WHAT IS REQUIRED
Find and copy each line of the records where the string "title" shows up.

DATA IN THIS EXERCISE
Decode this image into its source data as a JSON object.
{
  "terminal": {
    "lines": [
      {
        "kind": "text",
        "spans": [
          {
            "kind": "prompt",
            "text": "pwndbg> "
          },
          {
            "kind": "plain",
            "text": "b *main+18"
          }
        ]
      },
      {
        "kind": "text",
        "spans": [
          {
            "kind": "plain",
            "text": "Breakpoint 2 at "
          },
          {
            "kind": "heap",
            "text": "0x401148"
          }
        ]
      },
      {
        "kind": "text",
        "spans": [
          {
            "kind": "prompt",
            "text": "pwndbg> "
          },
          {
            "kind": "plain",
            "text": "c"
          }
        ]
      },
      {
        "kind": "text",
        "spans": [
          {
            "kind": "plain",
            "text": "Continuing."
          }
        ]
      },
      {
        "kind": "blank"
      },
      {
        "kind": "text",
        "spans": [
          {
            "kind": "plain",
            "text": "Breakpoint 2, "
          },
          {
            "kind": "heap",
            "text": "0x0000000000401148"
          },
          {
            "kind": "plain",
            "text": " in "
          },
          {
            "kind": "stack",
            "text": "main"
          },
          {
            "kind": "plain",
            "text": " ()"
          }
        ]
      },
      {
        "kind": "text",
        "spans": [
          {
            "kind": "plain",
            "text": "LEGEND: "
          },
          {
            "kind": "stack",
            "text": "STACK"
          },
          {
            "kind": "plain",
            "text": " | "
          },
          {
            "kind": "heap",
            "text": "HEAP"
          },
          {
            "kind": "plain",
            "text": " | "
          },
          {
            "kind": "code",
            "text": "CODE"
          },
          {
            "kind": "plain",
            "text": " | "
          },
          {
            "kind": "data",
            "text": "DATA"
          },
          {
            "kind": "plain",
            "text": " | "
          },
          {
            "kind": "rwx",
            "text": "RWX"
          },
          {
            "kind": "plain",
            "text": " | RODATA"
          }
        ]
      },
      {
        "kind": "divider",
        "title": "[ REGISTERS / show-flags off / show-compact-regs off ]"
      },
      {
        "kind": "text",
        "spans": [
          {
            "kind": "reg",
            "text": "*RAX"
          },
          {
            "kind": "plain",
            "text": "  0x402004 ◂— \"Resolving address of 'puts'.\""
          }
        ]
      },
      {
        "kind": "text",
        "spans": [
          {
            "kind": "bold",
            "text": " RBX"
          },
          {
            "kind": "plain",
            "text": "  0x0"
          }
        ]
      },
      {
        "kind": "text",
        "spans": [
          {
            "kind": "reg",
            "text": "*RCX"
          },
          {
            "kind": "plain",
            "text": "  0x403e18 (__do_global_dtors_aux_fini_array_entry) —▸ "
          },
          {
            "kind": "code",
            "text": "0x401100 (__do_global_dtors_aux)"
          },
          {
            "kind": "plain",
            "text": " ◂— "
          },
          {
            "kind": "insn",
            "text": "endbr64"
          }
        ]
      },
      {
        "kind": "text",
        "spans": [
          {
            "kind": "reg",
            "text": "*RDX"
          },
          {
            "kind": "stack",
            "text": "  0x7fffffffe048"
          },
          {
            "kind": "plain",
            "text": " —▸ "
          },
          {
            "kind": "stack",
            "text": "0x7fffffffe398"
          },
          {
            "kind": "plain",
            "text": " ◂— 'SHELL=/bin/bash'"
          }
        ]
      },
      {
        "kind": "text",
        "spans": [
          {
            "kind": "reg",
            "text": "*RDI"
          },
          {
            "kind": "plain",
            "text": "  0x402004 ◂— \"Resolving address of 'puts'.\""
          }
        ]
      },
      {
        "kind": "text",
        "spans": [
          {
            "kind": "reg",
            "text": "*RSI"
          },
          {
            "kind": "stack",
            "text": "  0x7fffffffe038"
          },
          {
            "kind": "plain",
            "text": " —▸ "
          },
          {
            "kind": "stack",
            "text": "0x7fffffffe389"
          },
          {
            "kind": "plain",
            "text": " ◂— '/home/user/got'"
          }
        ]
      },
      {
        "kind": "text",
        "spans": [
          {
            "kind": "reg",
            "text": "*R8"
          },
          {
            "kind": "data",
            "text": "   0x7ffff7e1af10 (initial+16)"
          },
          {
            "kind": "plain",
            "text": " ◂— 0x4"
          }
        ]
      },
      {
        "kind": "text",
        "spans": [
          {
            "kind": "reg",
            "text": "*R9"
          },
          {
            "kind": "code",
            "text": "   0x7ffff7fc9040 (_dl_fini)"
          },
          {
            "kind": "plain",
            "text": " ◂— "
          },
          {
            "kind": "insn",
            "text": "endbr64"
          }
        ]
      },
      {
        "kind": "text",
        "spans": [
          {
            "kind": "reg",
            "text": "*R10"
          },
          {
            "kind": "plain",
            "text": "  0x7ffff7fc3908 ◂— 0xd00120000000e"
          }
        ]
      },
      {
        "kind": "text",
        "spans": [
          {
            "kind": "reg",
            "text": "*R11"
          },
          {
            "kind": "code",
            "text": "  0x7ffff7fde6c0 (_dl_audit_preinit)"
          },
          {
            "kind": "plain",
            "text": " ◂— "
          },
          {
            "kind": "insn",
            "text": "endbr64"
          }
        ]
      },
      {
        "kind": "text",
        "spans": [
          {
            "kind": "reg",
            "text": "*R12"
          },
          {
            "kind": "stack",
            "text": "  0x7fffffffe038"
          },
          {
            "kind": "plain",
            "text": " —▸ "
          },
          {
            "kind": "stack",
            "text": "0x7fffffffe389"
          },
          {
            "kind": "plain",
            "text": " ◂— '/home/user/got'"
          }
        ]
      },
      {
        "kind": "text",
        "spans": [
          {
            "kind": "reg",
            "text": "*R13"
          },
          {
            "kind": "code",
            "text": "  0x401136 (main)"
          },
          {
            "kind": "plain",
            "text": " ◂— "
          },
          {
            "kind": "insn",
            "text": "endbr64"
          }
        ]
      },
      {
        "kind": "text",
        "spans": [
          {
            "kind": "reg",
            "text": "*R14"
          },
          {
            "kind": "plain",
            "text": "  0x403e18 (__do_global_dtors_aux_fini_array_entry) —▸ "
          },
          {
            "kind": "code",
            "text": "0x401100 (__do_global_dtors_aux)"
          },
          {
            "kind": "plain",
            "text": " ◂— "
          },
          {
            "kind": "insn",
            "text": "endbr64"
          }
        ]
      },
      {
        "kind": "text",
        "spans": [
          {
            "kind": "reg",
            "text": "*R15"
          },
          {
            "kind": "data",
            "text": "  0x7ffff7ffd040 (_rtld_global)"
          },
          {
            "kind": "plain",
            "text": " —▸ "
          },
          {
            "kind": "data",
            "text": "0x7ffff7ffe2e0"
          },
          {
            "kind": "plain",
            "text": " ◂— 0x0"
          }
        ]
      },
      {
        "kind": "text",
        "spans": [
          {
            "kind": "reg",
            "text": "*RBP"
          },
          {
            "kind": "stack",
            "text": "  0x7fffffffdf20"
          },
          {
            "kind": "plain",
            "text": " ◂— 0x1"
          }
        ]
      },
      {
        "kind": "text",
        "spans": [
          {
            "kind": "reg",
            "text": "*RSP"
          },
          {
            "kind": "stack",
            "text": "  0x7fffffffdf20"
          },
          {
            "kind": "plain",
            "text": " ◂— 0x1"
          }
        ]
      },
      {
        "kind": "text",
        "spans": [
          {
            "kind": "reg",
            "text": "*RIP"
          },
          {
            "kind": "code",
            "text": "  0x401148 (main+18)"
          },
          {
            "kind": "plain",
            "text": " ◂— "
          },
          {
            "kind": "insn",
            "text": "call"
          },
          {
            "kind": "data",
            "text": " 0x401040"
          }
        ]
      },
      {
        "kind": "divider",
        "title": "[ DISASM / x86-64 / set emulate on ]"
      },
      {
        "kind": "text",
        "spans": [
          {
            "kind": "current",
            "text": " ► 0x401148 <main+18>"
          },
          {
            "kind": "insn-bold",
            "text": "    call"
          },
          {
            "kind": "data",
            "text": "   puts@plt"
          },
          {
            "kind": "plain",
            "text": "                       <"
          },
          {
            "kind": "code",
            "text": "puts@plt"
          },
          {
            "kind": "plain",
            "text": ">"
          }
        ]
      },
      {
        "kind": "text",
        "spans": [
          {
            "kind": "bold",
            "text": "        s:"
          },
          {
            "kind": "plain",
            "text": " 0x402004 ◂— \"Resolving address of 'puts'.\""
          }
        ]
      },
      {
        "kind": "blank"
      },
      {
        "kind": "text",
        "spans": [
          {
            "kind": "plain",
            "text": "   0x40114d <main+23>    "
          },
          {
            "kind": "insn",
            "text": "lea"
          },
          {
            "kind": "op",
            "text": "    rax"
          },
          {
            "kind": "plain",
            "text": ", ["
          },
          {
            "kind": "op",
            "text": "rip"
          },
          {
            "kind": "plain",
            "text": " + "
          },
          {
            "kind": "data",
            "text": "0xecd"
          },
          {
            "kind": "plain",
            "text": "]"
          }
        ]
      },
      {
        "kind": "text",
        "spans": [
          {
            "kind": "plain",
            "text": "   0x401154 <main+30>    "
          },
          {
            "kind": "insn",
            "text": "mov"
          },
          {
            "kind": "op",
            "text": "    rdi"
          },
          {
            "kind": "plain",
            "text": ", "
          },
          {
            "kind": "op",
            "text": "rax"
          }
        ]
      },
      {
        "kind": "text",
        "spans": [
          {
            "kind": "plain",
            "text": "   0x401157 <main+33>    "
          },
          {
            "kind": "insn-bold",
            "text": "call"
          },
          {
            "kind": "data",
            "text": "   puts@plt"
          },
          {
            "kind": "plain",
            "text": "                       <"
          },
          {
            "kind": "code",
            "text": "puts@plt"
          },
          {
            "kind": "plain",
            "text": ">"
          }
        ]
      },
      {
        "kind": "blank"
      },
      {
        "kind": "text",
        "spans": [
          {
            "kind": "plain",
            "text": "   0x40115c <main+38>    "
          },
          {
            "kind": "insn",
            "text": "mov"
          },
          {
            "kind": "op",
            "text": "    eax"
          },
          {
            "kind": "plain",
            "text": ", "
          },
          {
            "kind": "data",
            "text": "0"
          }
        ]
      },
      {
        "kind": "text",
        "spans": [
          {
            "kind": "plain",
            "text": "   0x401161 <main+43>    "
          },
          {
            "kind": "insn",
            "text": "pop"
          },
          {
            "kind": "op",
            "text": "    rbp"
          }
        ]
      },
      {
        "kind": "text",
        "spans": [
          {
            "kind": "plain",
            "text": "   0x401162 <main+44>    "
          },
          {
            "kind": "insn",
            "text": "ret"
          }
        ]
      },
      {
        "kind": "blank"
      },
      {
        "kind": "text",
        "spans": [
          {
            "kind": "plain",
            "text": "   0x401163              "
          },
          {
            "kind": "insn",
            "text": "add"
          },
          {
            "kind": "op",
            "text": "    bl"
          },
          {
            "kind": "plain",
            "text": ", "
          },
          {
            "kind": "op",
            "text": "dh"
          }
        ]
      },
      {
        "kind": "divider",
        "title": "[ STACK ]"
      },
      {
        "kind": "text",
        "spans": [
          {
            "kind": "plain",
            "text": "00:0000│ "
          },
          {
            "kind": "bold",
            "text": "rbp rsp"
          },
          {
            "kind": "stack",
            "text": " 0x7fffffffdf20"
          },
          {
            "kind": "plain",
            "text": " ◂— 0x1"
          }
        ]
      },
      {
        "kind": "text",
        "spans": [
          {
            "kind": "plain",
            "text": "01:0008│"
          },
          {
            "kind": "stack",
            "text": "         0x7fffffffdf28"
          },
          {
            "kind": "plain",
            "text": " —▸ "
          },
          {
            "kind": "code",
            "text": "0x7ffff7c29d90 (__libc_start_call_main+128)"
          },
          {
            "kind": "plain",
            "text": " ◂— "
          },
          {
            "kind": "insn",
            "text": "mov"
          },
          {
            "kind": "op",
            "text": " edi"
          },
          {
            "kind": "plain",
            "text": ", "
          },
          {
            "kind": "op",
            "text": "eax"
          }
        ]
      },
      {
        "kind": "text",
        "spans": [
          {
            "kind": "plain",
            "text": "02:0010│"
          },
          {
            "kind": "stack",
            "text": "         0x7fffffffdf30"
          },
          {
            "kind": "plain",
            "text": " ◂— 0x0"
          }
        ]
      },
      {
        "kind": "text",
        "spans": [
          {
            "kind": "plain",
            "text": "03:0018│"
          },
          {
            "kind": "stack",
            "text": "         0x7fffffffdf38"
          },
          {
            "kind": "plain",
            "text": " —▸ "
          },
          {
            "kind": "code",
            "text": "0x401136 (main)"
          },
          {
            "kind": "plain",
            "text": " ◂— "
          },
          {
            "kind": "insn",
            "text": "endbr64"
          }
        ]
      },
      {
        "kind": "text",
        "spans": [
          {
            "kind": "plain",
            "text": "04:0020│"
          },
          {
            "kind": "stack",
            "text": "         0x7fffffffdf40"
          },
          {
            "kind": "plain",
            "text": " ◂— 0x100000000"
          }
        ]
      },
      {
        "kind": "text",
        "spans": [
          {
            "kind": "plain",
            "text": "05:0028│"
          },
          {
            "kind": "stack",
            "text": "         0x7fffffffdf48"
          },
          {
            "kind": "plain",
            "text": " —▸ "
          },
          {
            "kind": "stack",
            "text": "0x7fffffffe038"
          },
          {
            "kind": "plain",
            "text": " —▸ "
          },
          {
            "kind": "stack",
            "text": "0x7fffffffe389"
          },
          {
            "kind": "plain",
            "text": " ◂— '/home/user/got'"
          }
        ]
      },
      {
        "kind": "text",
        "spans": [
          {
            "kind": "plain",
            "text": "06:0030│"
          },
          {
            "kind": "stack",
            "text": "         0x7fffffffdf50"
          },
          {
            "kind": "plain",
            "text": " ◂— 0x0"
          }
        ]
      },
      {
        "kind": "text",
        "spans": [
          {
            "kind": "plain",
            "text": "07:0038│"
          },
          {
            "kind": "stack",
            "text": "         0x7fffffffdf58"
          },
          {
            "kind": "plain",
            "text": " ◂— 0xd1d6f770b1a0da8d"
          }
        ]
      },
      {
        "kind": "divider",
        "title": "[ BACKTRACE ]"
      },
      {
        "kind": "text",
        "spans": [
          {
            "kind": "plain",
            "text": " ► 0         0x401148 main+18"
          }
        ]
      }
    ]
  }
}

ANSWER BELOW
        "title": "[ REGISTERS / show-flags off / show-compact-regs off ]"
        "title": "[ DISASM / x86-64 / set emulate on ]"
        "title": "[ STACK ]"
        "title": "[ BACKTRACE ]"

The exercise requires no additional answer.